**Objective**: Below are the records. List every line holding the word "label".

Part of a data file
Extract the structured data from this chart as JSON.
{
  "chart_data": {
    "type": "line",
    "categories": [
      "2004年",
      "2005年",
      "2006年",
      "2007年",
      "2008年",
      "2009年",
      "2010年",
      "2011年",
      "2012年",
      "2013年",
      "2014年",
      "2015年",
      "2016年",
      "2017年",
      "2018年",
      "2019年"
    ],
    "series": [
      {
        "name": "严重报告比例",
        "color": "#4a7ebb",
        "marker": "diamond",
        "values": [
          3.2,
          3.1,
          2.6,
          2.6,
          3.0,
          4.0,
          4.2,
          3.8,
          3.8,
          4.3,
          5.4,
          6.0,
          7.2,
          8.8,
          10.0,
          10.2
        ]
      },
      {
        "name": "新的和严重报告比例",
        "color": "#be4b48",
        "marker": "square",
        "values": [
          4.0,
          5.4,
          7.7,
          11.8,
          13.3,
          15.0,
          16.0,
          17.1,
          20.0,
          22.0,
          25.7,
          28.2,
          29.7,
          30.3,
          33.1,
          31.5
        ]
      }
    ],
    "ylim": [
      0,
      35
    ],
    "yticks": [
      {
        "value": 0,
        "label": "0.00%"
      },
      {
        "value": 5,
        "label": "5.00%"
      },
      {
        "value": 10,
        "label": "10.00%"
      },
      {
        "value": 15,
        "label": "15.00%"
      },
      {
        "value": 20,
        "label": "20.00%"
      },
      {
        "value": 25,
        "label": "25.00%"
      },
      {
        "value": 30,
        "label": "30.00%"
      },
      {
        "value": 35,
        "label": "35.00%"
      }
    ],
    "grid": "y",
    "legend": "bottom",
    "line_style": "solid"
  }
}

**Task result**:
        "label": "0.00%"
        "label": "5.00%"
        "label": "10.00%"
        "label": "15.00%"
        "label": "20.00%"
        "label": "25.00%"
        "label": "30.00%"
        "label": "35.00%"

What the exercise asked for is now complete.